Gather all lines containing the string "dans" and copy them out.

__DATA FOR THE TASK__.
******

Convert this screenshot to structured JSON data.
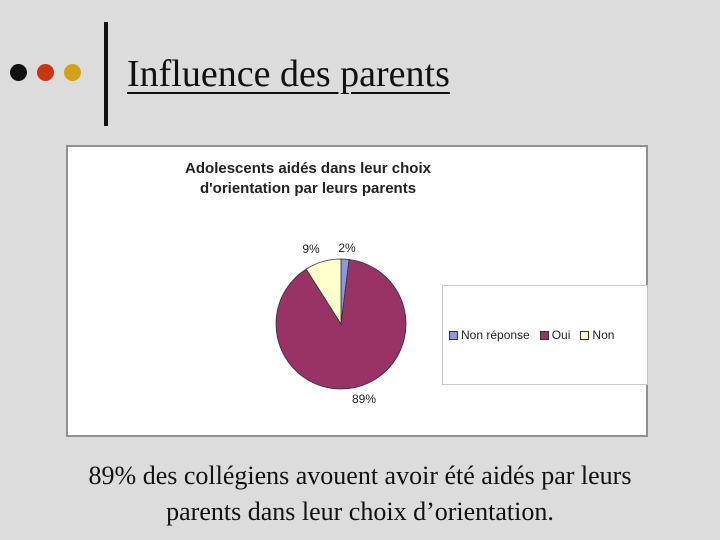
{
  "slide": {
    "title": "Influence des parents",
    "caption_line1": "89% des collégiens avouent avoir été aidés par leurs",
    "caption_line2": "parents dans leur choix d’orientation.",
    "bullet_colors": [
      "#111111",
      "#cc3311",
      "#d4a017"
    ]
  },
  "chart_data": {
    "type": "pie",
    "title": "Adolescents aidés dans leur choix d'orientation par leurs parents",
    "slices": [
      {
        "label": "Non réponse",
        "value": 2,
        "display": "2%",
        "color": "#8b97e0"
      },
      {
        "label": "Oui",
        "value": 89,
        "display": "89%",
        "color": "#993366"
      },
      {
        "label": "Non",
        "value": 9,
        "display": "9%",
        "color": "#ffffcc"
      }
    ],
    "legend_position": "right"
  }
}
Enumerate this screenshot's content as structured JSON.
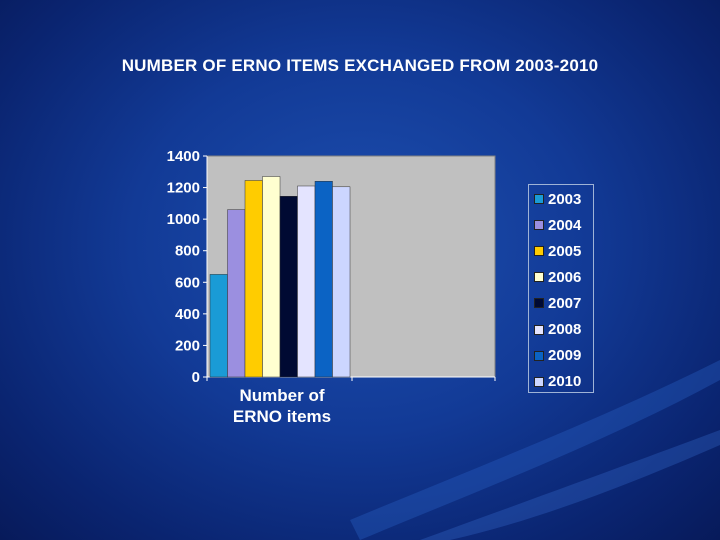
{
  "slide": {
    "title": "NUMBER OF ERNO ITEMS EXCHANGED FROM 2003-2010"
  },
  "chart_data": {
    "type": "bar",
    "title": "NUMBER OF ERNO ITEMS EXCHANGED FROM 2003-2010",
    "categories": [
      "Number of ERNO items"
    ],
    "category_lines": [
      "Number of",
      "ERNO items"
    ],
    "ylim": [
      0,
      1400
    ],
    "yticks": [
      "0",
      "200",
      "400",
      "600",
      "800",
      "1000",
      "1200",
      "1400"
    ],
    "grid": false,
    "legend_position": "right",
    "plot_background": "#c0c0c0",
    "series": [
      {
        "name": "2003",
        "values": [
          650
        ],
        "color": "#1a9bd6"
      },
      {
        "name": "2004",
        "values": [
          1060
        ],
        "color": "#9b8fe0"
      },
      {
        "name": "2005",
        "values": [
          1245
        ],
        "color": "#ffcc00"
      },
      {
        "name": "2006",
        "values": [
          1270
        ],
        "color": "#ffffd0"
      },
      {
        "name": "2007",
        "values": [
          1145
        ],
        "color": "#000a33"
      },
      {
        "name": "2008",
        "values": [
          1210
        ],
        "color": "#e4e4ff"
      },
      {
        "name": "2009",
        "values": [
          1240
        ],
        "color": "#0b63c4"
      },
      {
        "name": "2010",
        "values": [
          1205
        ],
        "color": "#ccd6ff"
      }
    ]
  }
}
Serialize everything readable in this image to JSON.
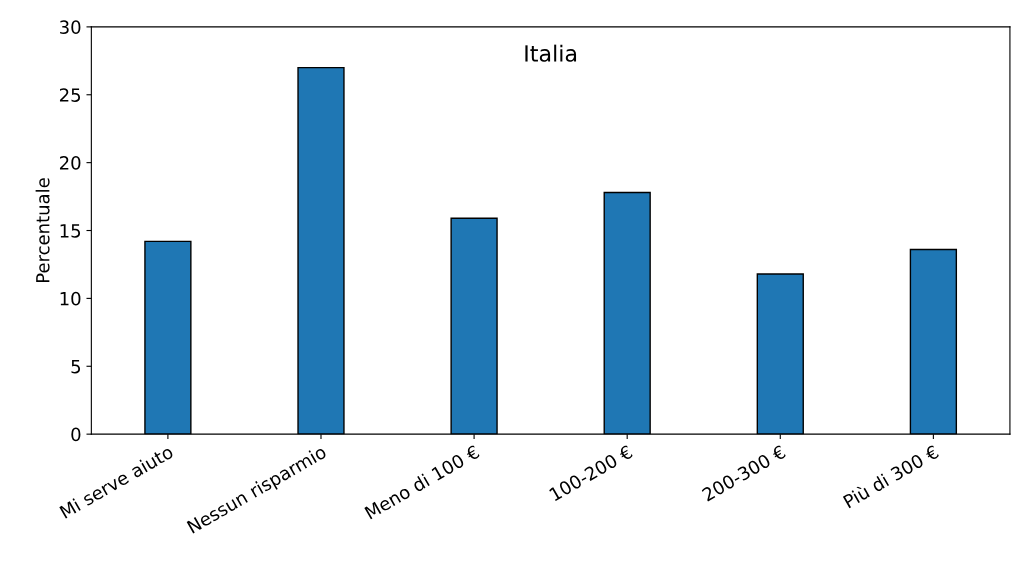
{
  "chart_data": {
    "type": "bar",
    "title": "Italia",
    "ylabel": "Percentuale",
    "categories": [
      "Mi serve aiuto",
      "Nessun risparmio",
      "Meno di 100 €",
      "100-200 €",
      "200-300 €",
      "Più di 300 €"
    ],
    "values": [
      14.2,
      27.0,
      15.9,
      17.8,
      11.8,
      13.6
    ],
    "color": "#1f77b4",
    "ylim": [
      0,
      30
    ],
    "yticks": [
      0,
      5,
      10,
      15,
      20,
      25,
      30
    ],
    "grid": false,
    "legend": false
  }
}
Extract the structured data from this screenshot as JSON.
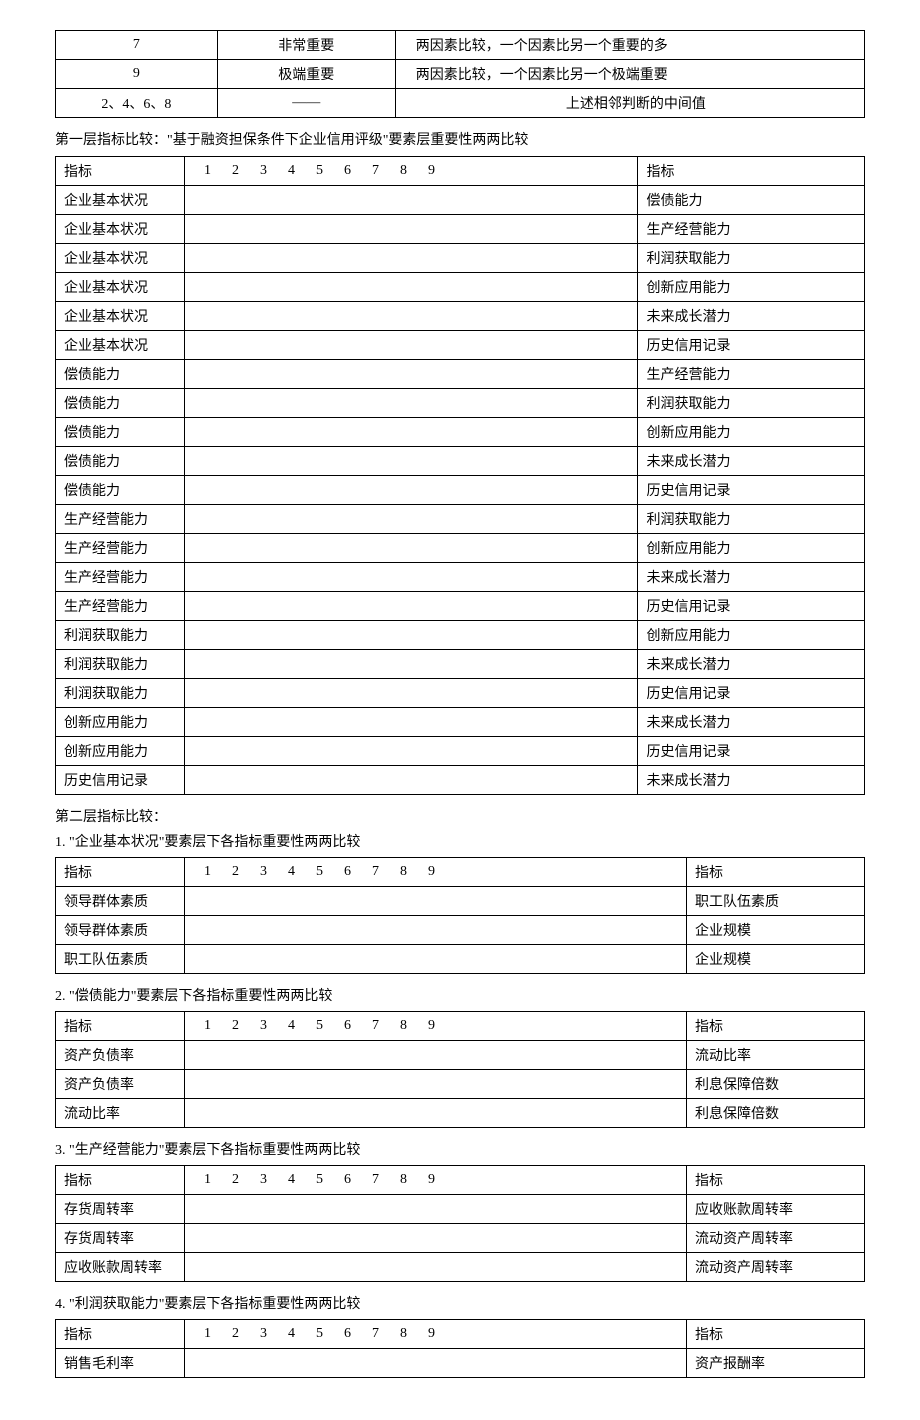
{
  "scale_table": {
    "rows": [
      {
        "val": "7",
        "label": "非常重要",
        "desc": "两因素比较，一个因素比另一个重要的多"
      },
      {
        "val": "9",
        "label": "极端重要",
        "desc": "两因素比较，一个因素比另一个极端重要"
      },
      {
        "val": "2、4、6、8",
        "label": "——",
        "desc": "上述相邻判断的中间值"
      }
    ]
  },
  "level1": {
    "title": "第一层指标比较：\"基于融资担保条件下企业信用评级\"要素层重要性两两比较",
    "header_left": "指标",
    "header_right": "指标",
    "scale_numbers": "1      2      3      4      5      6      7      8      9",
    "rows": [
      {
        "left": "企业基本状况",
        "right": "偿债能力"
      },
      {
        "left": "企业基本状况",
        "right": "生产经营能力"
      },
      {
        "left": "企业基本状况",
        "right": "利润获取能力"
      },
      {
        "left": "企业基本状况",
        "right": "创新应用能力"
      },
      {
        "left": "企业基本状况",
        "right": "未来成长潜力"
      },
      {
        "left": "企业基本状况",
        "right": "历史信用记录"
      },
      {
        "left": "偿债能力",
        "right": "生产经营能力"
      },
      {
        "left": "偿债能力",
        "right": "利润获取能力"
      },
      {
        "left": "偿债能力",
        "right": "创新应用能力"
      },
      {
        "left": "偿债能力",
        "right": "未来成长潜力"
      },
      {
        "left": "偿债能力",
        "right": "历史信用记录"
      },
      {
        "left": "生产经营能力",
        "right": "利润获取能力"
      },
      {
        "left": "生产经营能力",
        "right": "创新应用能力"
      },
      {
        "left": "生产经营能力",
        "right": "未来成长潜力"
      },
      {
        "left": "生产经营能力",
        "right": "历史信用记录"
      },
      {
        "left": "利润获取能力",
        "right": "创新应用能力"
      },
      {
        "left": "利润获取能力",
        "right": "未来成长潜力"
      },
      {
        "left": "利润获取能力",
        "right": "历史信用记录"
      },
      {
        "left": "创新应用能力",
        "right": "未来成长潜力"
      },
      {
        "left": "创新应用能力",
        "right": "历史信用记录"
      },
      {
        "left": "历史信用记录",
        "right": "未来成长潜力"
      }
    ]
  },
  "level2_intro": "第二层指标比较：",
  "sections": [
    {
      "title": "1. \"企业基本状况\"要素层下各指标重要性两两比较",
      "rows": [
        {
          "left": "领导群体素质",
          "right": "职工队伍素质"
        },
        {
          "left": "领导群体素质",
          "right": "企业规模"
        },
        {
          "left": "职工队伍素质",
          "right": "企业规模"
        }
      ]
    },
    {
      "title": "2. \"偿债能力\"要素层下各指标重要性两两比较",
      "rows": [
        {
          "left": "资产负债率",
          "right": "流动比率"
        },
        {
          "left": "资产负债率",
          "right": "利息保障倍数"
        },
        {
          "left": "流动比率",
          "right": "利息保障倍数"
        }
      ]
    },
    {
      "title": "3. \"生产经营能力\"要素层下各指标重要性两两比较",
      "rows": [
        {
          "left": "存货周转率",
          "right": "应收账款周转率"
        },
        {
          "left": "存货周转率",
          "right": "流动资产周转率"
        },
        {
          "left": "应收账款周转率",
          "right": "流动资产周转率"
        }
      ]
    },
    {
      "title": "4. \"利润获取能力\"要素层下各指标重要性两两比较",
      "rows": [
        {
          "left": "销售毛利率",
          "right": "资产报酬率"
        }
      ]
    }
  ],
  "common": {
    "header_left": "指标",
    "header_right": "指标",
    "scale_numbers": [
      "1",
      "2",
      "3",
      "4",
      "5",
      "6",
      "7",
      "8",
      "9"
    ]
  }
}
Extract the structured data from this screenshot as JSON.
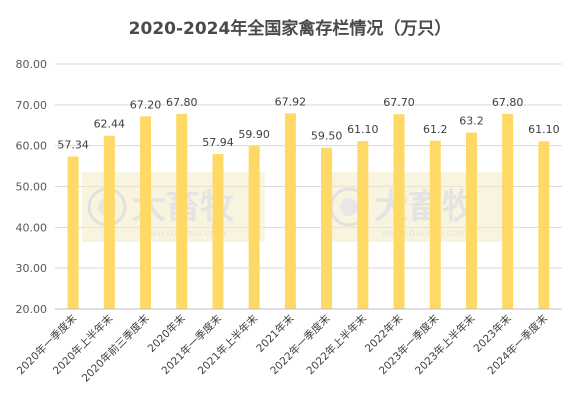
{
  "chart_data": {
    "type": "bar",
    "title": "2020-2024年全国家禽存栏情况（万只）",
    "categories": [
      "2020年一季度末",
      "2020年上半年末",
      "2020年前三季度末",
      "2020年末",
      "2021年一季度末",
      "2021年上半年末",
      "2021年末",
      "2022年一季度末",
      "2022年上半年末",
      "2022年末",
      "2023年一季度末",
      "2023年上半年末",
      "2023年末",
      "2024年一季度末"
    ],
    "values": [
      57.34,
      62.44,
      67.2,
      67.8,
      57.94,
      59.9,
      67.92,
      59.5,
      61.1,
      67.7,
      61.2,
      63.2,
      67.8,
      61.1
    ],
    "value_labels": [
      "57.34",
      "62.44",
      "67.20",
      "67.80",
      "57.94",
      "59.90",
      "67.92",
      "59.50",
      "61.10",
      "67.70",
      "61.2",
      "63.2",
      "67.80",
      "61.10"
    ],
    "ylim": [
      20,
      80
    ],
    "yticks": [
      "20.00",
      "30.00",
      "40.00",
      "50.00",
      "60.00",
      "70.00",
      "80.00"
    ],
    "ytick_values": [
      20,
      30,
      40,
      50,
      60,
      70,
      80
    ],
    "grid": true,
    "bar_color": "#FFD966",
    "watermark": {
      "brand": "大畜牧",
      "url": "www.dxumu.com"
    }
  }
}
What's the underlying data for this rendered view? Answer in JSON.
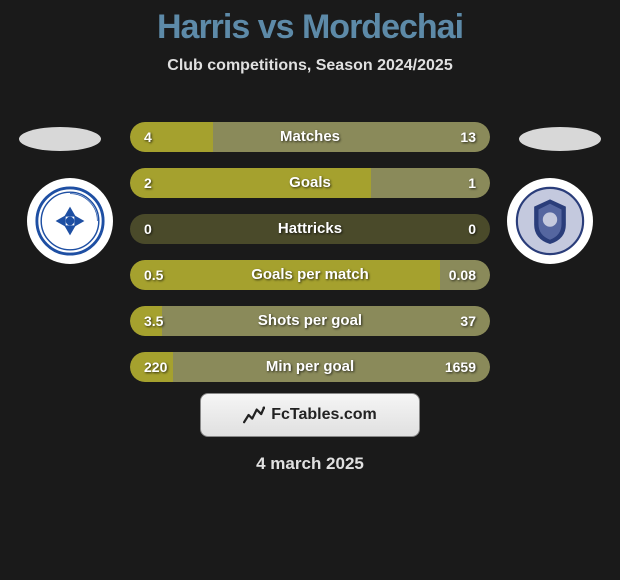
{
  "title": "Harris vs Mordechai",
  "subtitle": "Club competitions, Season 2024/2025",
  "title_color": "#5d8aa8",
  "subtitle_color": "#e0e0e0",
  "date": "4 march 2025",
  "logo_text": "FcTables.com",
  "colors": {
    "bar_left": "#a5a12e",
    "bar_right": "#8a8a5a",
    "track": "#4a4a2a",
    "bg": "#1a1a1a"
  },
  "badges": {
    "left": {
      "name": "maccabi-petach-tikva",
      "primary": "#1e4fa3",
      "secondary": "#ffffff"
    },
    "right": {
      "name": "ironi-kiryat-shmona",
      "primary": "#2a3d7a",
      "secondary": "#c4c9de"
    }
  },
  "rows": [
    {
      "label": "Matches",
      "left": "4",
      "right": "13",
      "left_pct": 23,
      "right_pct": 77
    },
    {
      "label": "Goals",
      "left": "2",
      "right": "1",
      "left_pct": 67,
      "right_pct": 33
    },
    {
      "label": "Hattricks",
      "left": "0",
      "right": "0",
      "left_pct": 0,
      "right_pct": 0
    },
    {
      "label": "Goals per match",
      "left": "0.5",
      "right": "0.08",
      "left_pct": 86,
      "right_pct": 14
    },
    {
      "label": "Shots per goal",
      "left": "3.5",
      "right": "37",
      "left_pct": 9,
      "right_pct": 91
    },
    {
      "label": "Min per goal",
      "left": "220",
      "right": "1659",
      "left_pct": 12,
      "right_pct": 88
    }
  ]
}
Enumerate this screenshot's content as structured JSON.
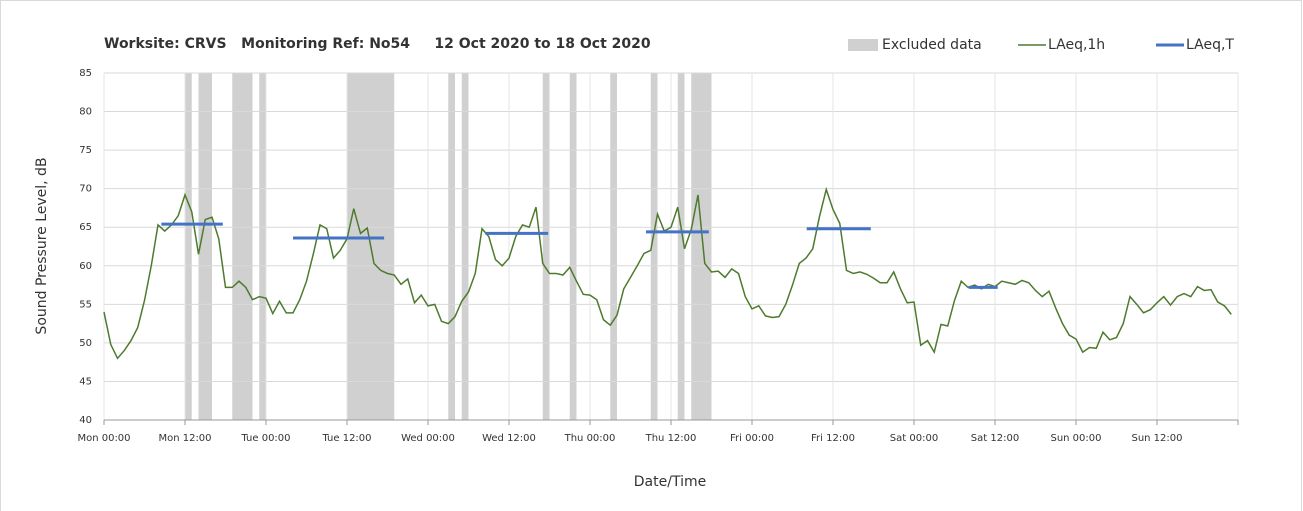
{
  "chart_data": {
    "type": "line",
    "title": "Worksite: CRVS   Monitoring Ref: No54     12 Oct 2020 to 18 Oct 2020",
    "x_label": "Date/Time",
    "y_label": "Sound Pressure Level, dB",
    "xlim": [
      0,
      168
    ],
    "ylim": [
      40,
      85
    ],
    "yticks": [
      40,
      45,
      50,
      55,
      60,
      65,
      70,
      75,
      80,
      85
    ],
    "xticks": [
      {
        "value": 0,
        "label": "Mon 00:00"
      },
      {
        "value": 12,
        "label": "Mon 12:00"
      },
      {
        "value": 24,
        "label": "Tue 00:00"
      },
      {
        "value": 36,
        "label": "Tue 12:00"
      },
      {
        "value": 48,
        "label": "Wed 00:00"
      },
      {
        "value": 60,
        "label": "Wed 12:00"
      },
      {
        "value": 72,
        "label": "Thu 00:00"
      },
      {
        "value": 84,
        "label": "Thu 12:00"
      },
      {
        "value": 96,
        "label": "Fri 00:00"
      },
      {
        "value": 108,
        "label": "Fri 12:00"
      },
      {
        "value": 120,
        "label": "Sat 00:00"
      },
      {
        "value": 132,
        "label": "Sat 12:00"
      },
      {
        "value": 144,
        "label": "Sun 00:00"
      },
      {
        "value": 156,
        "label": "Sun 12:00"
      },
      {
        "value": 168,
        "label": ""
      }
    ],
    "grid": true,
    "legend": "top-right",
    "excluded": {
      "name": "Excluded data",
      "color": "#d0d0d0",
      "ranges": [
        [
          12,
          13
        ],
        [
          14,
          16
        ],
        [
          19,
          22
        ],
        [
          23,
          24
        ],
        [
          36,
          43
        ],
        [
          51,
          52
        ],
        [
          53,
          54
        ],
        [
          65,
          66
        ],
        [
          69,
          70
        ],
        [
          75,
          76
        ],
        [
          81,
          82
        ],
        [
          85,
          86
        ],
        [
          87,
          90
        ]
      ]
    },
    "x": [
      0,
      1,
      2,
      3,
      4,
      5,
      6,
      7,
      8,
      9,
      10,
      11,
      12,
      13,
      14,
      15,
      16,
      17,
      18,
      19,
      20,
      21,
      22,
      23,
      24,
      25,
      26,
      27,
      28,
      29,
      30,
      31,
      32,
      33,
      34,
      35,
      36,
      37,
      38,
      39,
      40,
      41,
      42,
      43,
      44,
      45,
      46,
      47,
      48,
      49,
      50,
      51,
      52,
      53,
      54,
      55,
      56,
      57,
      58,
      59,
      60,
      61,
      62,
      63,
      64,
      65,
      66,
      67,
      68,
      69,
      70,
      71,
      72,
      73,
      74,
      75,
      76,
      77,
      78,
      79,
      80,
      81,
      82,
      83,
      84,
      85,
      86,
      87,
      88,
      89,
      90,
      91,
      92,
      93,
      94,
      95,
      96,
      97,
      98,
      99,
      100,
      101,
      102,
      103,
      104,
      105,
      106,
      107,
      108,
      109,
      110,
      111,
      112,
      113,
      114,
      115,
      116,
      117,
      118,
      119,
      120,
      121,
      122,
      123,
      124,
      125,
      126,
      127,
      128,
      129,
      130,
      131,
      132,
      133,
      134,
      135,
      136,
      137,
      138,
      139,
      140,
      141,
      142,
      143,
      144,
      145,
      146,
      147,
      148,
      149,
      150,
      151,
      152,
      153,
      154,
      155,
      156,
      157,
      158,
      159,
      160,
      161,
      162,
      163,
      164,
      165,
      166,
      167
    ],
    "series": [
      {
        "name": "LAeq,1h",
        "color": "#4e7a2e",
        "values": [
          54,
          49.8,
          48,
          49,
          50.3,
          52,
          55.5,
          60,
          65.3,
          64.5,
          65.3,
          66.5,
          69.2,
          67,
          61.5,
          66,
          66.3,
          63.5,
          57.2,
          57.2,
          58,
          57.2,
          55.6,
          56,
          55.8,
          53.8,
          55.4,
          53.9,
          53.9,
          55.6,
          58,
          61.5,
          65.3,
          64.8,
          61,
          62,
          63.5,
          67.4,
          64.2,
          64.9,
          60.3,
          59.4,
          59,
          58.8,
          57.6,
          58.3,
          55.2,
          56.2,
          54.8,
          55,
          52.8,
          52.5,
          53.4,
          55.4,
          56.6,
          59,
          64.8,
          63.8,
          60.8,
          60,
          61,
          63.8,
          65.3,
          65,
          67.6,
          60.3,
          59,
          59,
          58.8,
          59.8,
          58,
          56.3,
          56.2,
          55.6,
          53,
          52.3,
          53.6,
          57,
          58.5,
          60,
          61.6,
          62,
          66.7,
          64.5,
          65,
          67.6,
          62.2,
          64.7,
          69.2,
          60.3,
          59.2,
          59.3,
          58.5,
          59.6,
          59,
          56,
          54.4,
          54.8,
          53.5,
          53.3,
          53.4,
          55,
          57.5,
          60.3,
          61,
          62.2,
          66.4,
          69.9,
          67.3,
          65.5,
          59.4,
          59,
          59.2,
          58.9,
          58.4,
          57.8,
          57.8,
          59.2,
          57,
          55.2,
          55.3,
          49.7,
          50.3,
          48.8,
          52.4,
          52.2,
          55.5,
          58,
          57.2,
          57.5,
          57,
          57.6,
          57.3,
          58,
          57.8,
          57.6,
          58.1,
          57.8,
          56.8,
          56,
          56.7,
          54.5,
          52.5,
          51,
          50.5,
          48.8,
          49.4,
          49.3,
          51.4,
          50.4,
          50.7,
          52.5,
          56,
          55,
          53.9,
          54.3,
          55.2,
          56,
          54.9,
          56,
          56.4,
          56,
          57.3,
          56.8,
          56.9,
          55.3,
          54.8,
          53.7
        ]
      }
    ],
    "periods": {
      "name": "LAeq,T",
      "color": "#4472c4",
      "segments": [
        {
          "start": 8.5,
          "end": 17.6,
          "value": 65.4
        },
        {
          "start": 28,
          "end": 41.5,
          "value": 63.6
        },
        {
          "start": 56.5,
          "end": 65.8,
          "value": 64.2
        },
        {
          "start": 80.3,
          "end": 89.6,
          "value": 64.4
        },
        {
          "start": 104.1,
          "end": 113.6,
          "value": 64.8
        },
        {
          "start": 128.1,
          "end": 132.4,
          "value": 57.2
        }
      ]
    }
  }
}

******

__COMPLETED TASK__.
    "caption_line2": "parents dans leur choix d’orientation.",
    "title": "Adolescents aidés dans leur choix d'orientation par leurs parents",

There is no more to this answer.